## [Exercise prompt]
From the listing below, return each line that includes "title".
-- Begin Listed entries --
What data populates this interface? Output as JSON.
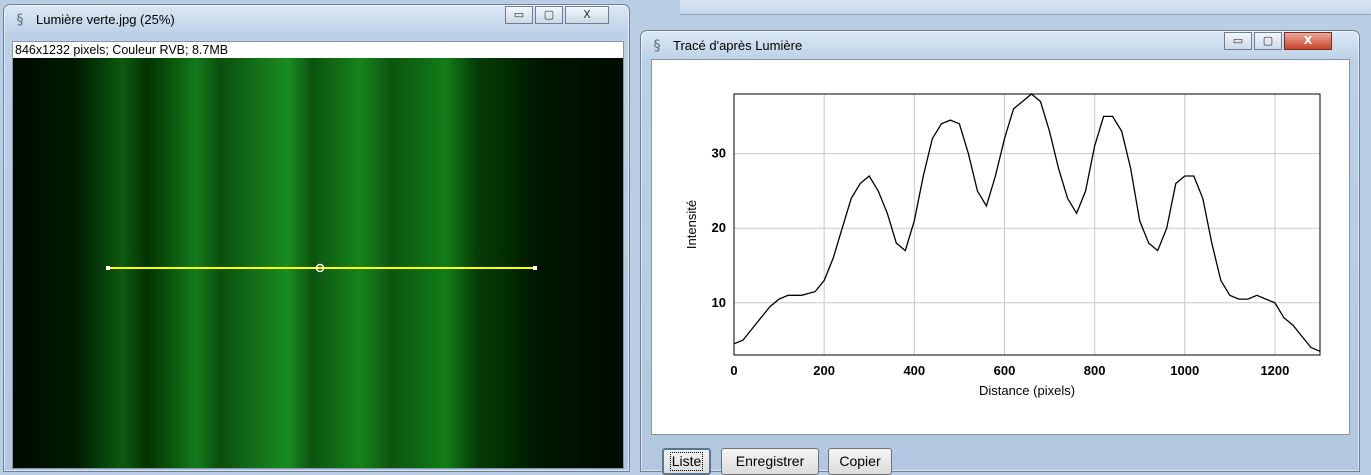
{
  "image_window": {
    "title": "Lumière verte.jpg (25%)",
    "info": "846x1232 pixels; Couleur RVB; 8.7MB",
    "controls": {
      "minimize": "▭",
      "maximize": "▢",
      "close": "X"
    },
    "icon": "imagej-icon"
  },
  "plot_window": {
    "title": "Tracé d'après Lumière",
    "controls": {
      "minimize": "▭",
      "maximize": "▢",
      "close": "X"
    },
    "icon": "imagej-icon",
    "buttons": {
      "list": "Liste",
      "save": "Enregistrer",
      "copy": "Copier"
    }
  },
  "colors": {
    "profile_line": "#ffff00",
    "plot_line": "#000000",
    "grid": "#c8c8c8"
  },
  "chart_data": {
    "type": "line",
    "title": "",
    "xlabel": "Distance (pixels)",
    "ylabel": "Intensité",
    "xlim": [
      0,
      1300
    ],
    "ylim": [
      3,
      38
    ],
    "xticks": [
      "0",
      "200",
      "400",
      "600",
      "800",
      "1000",
      "1200"
    ],
    "yticks": [
      "10",
      "20",
      "30"
    ],
    "grid": true,
    "series": [
      {
        "x": [
          0,
          20,
          40,
          60,
          80,
          100,
          120,
          150,
          180,
          200,
          220,
          240,
          260,
          280,
          300,
          320,
          340,
          360,
          380,
          400,
          420,
          440,
          460,
          480,
          500,
          520,
          540,
          560,
          580,
          600,
          620,
          640,
          660,
          680,
          700,
          720,
          740,
          760,
          780,
          800,
          820,
          840,
          860,
          880,
          900,
          920,
          940,
          960,
          980,
          1000,
          1020,
          1040,
          1060,
          1080,
          1100,
          1120,
          1140,
          1160,
          1180,
          1200,
          1220,
          1240,
          1260,
          1280,
          1300
        ],
        "y": [
          4.5,
          5,
          6.5,
          8,
          9.5,
          10.5,
          11,
          11,
          11.5,
          13,
          16,
          20,
          24,
          26,
          27,
          25,
          22,
          18,
          17,
          21,
          27,
          32,
          34,
          34.5,
          34,
          30,
          25,
          23,
          27,
          32,
          36,
          37,
          38,
          37,
          33,
          28,
          24,
          22,
          25,
          31,
          35,
          35,
          33,
          28,
          21,
          18,
          17,
          20,
          26,
          27,
          27,
          24,
          18,
          13,
          11,
          10.5,
          10.5,
          11,
          10.5,
          10,
          8,
          7,
          5.5,
          4,
          3.5
        ]
      }
    ]
  }
}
-- End Listed entries --
## [Task result]
    "title": "Lumière verte.jpg (25%)",
    "title": "Tracé d'après Lumière",
    "title": "",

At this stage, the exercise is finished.